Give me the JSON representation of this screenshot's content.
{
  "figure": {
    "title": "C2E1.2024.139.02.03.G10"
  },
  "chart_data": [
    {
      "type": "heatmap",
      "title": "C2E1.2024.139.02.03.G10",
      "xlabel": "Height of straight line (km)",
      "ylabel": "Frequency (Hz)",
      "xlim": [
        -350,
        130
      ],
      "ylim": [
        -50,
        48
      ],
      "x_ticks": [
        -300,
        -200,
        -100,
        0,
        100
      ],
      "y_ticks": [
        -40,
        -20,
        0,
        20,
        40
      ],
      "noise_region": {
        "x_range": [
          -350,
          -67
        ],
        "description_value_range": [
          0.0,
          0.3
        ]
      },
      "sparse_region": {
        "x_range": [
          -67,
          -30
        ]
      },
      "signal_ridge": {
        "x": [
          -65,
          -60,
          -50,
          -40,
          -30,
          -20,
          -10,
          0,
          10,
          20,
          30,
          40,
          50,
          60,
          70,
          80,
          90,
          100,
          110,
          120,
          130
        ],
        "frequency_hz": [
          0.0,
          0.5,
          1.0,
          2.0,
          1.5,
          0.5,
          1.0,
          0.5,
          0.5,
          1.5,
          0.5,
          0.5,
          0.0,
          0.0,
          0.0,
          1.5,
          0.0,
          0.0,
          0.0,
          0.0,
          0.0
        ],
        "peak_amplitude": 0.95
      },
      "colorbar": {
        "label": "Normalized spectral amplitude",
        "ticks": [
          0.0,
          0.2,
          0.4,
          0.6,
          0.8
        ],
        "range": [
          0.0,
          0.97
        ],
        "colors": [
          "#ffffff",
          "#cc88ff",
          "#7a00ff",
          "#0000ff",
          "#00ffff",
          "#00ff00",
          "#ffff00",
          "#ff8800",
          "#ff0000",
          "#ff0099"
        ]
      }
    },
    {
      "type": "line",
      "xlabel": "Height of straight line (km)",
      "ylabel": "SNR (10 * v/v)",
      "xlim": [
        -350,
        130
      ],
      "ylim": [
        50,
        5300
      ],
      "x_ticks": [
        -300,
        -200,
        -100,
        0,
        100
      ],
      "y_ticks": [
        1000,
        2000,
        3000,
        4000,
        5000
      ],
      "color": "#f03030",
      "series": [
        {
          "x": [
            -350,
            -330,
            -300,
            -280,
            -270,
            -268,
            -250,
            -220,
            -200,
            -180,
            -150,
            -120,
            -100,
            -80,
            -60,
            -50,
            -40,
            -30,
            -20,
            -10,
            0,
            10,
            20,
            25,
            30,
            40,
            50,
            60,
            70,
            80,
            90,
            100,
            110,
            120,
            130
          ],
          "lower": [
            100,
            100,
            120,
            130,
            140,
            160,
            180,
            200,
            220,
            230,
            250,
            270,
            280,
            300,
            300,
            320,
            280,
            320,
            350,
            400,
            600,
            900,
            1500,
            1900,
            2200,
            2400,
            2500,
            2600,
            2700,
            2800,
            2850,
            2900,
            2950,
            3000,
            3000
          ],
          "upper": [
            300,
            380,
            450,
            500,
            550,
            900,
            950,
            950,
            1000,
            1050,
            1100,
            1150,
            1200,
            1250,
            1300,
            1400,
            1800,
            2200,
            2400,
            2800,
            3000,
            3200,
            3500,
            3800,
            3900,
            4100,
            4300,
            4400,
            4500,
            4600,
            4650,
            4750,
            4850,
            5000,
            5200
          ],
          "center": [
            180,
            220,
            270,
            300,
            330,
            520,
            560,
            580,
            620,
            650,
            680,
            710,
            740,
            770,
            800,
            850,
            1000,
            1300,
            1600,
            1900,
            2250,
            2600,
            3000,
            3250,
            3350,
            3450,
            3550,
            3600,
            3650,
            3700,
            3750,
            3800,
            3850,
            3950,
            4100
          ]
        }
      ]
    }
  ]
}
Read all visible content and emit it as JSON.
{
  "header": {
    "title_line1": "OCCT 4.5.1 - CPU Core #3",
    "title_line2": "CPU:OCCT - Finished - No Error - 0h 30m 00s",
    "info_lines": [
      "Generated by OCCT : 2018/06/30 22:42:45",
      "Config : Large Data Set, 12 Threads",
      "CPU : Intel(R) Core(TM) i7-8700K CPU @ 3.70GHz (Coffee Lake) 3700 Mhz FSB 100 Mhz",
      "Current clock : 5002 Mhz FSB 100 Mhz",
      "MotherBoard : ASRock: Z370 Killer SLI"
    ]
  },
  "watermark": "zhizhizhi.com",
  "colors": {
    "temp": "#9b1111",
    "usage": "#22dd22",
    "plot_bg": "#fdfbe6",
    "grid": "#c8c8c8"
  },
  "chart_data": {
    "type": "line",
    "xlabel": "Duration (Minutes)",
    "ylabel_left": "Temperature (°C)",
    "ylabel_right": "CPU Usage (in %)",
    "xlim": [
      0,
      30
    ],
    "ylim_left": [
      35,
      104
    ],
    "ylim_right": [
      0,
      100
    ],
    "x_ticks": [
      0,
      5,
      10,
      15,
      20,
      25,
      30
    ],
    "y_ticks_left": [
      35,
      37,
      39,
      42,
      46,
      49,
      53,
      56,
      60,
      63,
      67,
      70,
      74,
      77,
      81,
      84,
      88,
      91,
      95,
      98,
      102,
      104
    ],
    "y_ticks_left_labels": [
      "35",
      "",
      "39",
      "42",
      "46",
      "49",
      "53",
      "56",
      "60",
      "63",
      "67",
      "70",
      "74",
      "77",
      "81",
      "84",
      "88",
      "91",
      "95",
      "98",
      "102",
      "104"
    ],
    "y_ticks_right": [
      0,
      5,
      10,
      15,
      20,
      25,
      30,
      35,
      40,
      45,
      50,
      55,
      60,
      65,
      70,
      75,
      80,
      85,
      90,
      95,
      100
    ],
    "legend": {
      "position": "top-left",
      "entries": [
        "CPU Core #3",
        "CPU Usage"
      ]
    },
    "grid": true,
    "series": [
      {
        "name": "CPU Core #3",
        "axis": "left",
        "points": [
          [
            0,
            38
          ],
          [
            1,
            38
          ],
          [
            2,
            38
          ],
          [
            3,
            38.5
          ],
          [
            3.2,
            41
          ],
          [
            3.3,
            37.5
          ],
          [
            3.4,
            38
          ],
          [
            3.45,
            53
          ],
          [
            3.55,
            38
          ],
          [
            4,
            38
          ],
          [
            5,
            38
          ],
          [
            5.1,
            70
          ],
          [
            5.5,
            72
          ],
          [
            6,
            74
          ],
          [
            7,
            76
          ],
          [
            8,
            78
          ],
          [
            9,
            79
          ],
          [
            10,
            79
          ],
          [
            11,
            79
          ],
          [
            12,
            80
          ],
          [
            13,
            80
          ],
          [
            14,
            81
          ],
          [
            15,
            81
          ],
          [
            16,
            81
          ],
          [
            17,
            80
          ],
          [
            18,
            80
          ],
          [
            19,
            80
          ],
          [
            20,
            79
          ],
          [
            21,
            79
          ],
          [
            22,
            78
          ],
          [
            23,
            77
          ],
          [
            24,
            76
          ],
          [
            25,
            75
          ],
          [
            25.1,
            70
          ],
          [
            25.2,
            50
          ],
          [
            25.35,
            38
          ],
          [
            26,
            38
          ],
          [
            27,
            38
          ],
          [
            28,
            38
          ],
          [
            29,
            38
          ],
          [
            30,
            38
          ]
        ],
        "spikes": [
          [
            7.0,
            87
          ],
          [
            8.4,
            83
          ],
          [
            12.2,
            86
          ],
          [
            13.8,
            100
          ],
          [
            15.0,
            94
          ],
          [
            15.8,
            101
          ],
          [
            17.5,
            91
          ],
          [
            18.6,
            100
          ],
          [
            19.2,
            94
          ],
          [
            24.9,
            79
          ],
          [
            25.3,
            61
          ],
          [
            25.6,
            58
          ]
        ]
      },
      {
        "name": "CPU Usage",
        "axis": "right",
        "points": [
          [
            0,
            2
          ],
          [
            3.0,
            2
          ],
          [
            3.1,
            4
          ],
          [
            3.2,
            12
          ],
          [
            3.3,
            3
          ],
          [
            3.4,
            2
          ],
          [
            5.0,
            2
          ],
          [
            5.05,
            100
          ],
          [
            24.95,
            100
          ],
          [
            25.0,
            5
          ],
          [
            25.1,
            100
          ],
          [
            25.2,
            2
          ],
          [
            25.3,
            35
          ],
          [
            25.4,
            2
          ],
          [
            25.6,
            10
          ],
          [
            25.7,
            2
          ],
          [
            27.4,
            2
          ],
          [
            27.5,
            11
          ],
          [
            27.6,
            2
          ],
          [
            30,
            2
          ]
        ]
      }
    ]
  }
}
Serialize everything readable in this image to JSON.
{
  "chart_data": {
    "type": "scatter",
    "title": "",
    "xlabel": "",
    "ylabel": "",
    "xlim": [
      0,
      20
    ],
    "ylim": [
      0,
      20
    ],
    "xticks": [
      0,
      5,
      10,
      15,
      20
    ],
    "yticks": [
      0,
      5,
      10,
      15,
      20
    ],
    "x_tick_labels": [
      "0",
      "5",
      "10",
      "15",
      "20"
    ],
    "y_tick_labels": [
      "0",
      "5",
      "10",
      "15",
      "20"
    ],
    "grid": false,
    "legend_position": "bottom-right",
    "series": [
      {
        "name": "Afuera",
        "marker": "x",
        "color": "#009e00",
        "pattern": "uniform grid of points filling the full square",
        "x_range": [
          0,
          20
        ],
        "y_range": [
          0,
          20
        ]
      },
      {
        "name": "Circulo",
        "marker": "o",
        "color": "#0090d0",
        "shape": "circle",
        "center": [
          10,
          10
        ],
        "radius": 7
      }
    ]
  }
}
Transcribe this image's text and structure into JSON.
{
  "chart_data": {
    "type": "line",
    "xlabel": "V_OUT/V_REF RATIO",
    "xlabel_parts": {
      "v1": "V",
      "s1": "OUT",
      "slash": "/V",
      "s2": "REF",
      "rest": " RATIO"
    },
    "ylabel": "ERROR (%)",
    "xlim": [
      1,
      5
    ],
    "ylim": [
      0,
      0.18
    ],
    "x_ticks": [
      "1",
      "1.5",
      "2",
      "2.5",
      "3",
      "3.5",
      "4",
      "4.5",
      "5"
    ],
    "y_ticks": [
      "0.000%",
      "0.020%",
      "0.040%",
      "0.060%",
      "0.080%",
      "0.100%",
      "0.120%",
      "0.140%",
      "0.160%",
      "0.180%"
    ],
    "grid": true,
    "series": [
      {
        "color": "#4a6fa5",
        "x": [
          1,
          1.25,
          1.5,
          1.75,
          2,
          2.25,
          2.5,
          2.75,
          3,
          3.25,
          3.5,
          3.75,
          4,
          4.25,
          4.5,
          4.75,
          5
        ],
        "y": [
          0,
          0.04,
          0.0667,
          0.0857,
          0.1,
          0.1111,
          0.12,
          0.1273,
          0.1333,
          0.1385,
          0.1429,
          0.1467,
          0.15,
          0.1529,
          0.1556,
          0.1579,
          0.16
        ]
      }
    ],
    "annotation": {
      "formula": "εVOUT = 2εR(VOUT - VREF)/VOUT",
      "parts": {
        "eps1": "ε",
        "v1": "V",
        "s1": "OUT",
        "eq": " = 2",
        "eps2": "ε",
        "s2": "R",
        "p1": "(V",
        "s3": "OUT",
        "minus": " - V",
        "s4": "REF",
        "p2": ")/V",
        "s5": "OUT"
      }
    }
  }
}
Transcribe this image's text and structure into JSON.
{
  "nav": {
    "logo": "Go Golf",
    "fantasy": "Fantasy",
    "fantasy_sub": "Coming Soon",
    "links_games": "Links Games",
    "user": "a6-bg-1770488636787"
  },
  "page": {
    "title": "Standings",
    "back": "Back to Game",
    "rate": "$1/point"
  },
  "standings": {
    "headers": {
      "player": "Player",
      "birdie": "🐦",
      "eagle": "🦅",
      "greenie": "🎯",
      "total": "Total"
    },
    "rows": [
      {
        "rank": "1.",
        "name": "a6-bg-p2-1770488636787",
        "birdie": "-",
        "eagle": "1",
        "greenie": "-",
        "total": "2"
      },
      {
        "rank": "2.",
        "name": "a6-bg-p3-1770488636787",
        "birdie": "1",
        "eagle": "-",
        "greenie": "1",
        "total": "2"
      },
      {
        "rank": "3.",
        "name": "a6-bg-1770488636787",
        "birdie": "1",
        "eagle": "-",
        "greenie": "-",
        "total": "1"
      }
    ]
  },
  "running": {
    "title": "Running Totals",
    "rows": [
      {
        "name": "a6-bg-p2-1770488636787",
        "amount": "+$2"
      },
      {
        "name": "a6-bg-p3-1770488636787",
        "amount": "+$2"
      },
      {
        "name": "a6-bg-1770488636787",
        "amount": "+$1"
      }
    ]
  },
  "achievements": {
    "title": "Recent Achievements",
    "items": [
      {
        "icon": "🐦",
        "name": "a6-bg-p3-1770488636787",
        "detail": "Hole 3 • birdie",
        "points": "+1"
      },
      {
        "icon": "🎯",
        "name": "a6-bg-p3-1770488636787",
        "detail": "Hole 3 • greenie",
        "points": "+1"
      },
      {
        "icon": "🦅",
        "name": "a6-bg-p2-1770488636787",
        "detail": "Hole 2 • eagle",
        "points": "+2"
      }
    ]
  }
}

####

▶ Problem statement
Select all lines with the word "type" from the entries above.

▶ Solution for this task
      "type": "heatmap",
      "type": "line",
    "type": "line",
    "type": "scatter",
    "type": "line",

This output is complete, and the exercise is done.